**What needs to be done**
Every record here needs to be written out again exactly.

Stored entries
-- Begin --

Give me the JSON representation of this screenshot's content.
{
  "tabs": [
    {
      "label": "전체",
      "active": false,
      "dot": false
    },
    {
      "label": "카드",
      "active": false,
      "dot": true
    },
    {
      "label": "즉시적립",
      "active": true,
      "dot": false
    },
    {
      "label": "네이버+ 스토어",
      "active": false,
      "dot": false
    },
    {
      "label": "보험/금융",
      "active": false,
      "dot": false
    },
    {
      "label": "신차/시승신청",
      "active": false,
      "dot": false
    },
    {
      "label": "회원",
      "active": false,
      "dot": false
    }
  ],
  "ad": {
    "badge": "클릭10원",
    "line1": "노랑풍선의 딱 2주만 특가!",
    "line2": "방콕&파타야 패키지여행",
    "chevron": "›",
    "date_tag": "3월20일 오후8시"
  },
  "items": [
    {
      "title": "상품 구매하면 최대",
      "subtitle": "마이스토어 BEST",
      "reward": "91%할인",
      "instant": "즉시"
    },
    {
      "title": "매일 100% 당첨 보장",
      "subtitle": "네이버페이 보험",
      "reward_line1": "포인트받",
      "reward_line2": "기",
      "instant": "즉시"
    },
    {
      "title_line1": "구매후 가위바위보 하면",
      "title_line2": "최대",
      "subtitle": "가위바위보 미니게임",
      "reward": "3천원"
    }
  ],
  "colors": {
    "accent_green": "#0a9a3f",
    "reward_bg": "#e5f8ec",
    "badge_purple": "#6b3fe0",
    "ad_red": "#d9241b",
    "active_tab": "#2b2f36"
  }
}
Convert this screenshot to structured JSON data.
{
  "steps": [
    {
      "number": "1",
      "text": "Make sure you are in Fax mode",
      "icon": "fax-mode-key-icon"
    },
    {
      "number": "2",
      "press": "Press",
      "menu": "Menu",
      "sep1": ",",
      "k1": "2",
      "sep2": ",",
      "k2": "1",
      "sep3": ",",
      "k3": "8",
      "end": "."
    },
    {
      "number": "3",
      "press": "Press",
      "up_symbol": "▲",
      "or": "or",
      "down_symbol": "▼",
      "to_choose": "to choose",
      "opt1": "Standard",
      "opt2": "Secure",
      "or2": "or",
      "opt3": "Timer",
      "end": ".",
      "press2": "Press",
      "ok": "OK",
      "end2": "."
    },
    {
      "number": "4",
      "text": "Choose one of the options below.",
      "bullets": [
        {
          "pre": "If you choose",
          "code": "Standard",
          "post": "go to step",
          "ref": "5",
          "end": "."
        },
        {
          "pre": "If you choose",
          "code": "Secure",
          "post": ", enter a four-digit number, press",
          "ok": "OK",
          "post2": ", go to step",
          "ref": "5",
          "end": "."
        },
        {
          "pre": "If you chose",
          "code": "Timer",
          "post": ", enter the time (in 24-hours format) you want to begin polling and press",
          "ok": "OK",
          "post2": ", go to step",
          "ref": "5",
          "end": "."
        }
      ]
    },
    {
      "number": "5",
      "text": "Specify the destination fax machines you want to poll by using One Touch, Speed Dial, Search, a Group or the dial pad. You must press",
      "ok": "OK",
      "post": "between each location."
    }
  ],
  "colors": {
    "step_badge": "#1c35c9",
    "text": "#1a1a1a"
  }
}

-- End --

**Output for this task**
Give me the JSON representation of this screenshot's content.
{
  "tabs": [
    {
      "label": "전체",
      "active": false,
      "dot": false
    },
    {
      "label": "카드",
      "active": false,
      "dot": true
    },
    {
      "label": "즉시적립",
      "active": true,
      "dot": false
    },
    {
      "label": "네이버+ 스토어",
      "active": false,
      "dot": false
    },
    {
      "label": "보험/금융",
      "active": false,
      "dot": false
    },
    {
      "label": "신차/시승신청",
      "active": false,
      "dot": false
    },
    {
      "label": "회원",
      "active": false,
      "dot": false
    }
  ],
  "ad": {
    "badge": "클릭10원",
    "line1": "노랑풍선의 딱 2주만 특가!",
    "line2": "방콕&파타야 패키지여행",
    "chevron": "›",
    "date_tag": "3월20일 오후8시"
  },
  "items": [
    {
      "title": "상품 구매하면 최대",
      "subtitle": "마이스토어 BEST",
      "reward": "91%할인",
      "instant": "즉시"
    },
    {
      "title": "매일 100% 당첨 보장",
      "subtitle": "네이버페이 보험",
      "reward_line1": "포인트받",
      "reward_line2": "기",
      "instant": "즉시"
    },
    {
      "title_line1": "구매후 가위바위보 하면",
      "title_line2": "최대",
      "subtitle": "가위바위보 미니게임",
      "reward": "3천원"
    }
  ],
  "colors": {
    "accent_green": "#0a9a3f",
    "reward_bg": "#e5f8ec",
    "badge_purple": "#6b3fe0",
    "ad_red": "#d9241b",
    "active_tab": "#2b2f36"
  }
}
Convert this screenshot to structured JSON data.
{
  "steps": [
    {
      "number": "1",
      "text": "Make sure you are in Fax mode",
      "icon": "fax-mode-key-icon"
    },
    {
      "number": "2",
      "press": "Press",
      "menu": "Menu",
      "sep1": ",",
      "k1": "2",
      "sep2": ",",
      "k2": "1",
      "sep3": ",",
      "k3": "8",
      "end": "."
    },
    {
      "number": "3",
      "press": "Press",
      "up_symbol": "▲",
      "or": "or",
      "down_symbol": "▼",
      "to_choose": "to choose",
      "opt1": "Standard",
      "opt2": "Secure",
      "or2": "or",
      "opt3": "Timer",
      "end": ".",
      "press2": "Press",
      "ok": "OK",
      "end2": "."
    },
    {
      "number": "4",
      "text": "Choose one of the options below.",
      "bullets": [
        {
          "pre": "If you choose",
          "code": "Standard",
          "post": "go to step",
          "ref": "5",
          "end": "."
        },
        {
          "pre": "If you choose",
          "code": "Secure",
          "post": ", enter a four-digit number, press",
          "ok": "OK",
          "post2": ", go to step",
          "ref": "5",
          "end": "."
        },
        {
          "pre": "If you chose",
          "code": "Timer",
          "post": ", enter the time (in 24-hours format) you want to begin polling and press",
          "ok": "OK",
          "post2": ", go to step",
          "ref": "5",
          "end": "."
        }
      ]
    },
    {
      "number": "5",
      "text": "Specify the destination fax machines you want to poll by using One Touch, Speed Dial, Search, a Group or the dial pad. You must press",
      "ok": "OK",
      "post": "between each location."
    }
  ],
  "colors": {
    "step_badge": "#1c35c9",
    "text": "#1a1a1a"
  }
}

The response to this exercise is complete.